- _Supplied information_
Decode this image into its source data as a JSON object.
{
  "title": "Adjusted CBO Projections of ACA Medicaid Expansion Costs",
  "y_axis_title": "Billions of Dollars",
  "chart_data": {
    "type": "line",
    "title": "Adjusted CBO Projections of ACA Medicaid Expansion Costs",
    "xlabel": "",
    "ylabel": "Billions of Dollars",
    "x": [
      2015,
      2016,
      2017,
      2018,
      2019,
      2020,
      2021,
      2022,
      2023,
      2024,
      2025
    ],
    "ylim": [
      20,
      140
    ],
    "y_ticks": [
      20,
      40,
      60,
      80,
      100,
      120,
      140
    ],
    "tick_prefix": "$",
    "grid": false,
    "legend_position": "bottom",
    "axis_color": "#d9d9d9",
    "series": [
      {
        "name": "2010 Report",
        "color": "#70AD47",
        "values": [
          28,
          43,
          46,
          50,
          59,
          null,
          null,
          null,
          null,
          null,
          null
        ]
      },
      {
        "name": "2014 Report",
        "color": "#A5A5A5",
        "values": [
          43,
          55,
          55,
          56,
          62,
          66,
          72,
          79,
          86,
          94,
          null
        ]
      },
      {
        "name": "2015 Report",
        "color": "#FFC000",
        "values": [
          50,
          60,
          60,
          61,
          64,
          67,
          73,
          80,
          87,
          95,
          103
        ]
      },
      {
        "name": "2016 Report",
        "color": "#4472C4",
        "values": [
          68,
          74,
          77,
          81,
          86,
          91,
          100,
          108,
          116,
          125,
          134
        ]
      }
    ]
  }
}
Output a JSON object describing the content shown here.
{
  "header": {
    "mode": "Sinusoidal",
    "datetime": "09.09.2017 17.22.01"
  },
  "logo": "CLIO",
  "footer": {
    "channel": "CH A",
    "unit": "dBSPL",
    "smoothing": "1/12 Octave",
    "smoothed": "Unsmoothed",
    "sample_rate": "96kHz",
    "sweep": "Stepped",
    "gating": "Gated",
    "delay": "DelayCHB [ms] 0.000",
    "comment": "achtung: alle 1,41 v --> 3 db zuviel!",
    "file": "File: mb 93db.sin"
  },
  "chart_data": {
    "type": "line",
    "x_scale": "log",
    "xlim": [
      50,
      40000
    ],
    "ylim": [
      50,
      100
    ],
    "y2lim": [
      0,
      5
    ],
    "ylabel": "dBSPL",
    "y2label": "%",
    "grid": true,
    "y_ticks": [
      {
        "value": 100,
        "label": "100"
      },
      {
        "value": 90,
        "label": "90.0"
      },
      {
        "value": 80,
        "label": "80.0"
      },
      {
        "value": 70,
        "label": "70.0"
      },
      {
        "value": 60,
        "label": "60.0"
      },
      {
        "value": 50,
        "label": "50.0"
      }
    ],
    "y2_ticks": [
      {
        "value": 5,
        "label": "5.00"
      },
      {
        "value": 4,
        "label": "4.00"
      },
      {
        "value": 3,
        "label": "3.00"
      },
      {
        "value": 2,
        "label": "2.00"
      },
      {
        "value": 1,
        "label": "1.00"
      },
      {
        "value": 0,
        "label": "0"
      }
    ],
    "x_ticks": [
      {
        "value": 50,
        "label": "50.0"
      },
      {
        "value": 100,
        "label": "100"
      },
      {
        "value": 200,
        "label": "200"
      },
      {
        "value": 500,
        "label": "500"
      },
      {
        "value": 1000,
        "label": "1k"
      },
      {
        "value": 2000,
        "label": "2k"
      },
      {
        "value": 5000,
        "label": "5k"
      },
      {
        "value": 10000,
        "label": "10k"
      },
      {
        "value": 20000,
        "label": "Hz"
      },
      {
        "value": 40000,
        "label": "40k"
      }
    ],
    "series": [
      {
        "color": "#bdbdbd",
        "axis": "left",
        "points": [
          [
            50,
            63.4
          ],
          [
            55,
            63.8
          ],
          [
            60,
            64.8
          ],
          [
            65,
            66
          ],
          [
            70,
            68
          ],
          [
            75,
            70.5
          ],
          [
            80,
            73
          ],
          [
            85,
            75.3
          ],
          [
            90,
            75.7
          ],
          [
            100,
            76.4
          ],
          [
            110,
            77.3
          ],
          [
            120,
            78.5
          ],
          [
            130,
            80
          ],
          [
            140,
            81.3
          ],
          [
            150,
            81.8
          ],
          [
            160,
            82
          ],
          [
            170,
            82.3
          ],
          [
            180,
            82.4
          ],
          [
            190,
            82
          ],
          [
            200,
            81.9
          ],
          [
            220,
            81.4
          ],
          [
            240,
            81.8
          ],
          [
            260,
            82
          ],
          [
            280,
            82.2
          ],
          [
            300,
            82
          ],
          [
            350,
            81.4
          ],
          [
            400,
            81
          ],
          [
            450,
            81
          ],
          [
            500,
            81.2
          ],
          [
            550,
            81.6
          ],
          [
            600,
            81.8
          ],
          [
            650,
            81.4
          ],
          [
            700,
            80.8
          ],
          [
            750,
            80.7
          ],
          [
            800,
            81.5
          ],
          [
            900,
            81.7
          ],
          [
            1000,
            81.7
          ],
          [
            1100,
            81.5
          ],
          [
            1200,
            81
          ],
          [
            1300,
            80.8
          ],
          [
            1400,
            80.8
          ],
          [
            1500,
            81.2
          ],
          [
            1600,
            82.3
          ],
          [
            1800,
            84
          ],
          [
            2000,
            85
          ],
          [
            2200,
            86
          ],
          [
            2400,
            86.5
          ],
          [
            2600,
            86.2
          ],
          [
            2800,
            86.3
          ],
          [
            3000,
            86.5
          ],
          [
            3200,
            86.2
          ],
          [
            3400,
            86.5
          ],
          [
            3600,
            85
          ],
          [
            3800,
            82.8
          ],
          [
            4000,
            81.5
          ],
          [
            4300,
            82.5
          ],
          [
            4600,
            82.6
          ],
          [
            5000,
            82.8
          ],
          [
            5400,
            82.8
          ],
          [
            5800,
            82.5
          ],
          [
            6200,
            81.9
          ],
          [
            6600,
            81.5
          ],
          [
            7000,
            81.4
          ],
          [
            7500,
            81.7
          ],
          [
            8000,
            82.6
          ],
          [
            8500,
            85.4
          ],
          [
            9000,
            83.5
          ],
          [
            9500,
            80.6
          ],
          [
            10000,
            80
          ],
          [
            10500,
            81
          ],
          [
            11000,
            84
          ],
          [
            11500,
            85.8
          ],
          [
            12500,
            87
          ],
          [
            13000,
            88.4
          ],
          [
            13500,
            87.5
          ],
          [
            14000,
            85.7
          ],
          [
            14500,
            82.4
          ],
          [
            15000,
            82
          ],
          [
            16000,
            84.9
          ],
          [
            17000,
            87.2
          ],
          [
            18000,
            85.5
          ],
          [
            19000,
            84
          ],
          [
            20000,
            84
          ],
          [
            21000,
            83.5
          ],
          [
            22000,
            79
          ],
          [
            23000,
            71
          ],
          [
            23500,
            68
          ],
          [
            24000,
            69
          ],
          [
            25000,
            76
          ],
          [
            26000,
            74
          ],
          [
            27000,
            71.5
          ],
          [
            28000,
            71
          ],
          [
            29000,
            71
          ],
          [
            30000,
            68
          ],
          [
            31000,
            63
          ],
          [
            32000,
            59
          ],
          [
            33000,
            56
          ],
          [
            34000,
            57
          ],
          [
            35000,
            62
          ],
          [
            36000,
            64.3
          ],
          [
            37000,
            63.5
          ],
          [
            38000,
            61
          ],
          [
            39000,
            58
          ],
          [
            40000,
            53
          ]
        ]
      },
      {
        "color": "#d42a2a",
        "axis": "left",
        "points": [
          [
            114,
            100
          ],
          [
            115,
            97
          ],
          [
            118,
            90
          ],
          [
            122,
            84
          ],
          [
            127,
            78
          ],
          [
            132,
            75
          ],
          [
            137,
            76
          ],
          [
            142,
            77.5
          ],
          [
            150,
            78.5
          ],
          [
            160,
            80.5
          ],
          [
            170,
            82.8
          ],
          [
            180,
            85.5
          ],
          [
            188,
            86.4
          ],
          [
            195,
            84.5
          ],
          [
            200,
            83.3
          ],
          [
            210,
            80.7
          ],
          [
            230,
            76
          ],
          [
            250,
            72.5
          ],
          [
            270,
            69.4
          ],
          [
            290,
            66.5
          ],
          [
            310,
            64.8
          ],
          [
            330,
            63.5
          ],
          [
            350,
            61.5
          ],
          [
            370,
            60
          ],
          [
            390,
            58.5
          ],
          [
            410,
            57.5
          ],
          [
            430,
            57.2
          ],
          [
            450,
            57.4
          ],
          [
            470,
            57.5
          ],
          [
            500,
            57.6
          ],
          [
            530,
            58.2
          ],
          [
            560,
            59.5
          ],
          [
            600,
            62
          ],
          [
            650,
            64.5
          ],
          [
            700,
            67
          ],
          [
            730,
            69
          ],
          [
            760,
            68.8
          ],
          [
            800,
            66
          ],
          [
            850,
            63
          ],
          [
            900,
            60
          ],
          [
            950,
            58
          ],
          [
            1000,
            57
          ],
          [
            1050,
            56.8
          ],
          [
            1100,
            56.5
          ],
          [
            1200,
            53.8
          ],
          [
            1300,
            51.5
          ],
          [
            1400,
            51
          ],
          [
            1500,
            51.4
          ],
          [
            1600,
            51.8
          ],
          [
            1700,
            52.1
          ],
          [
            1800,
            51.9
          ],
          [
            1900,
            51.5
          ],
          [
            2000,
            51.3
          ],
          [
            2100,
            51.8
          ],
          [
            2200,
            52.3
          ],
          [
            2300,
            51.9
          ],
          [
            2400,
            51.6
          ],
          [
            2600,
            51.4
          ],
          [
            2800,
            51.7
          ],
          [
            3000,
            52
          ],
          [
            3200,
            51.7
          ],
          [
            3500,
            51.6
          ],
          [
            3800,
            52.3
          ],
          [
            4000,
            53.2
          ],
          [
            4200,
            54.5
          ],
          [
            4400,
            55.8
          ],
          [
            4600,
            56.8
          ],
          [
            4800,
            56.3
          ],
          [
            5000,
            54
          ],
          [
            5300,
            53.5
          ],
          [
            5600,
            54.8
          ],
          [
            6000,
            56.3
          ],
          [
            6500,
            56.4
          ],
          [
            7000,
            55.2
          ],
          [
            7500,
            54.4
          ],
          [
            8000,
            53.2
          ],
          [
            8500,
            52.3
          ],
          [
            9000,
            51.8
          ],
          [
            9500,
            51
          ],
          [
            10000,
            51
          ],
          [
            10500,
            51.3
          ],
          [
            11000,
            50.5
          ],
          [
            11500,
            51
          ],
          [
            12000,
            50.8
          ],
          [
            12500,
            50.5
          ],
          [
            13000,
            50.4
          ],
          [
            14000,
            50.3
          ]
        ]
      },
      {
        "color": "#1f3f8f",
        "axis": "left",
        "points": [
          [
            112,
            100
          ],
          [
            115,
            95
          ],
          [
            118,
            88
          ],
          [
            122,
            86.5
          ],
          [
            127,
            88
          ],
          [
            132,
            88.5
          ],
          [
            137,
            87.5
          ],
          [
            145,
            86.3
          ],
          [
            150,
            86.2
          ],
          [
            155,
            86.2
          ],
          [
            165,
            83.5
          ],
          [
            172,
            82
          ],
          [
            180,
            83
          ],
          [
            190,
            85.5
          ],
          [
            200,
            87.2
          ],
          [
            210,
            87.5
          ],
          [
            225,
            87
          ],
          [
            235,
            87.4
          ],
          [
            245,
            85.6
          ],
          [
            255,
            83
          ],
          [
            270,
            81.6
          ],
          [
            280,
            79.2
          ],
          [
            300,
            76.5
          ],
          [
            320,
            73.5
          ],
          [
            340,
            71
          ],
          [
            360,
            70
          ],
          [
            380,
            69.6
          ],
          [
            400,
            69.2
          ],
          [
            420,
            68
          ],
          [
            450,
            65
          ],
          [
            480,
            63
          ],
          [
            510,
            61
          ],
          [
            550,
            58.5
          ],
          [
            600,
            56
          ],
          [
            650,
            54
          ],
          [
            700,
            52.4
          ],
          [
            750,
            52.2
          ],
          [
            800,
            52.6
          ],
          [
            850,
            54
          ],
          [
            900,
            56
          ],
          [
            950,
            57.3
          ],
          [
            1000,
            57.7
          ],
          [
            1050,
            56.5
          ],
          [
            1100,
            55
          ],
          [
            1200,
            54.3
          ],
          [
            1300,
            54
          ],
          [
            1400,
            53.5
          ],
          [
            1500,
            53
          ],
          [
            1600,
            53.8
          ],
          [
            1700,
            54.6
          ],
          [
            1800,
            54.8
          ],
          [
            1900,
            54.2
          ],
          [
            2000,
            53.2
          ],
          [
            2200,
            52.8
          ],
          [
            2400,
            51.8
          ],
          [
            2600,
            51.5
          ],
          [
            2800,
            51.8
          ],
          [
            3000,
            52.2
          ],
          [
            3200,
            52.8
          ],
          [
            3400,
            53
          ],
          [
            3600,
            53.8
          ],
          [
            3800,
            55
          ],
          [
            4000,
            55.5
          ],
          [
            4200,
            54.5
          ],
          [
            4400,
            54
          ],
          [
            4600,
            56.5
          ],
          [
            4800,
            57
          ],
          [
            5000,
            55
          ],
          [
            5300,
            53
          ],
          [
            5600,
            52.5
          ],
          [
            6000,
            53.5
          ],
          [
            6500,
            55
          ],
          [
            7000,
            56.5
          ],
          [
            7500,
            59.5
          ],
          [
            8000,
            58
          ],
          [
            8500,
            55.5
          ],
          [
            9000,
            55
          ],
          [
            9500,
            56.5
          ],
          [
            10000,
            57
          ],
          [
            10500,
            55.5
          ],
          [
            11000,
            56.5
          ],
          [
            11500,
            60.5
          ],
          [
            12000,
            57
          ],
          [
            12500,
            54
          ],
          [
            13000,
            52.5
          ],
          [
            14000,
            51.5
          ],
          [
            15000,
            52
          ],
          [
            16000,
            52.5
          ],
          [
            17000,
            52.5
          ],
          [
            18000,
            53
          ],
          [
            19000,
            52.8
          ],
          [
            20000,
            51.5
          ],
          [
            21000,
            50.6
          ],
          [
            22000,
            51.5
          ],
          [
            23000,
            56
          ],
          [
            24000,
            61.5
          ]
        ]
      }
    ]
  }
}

- _Exercise objective_
Locate the string "Dollars" in the listing above and copy every line where it occurs.

- _Result for this exercise_
  "y_axis_title": "Billions of Dollars",
    "ylabel": "Billions of Dollars",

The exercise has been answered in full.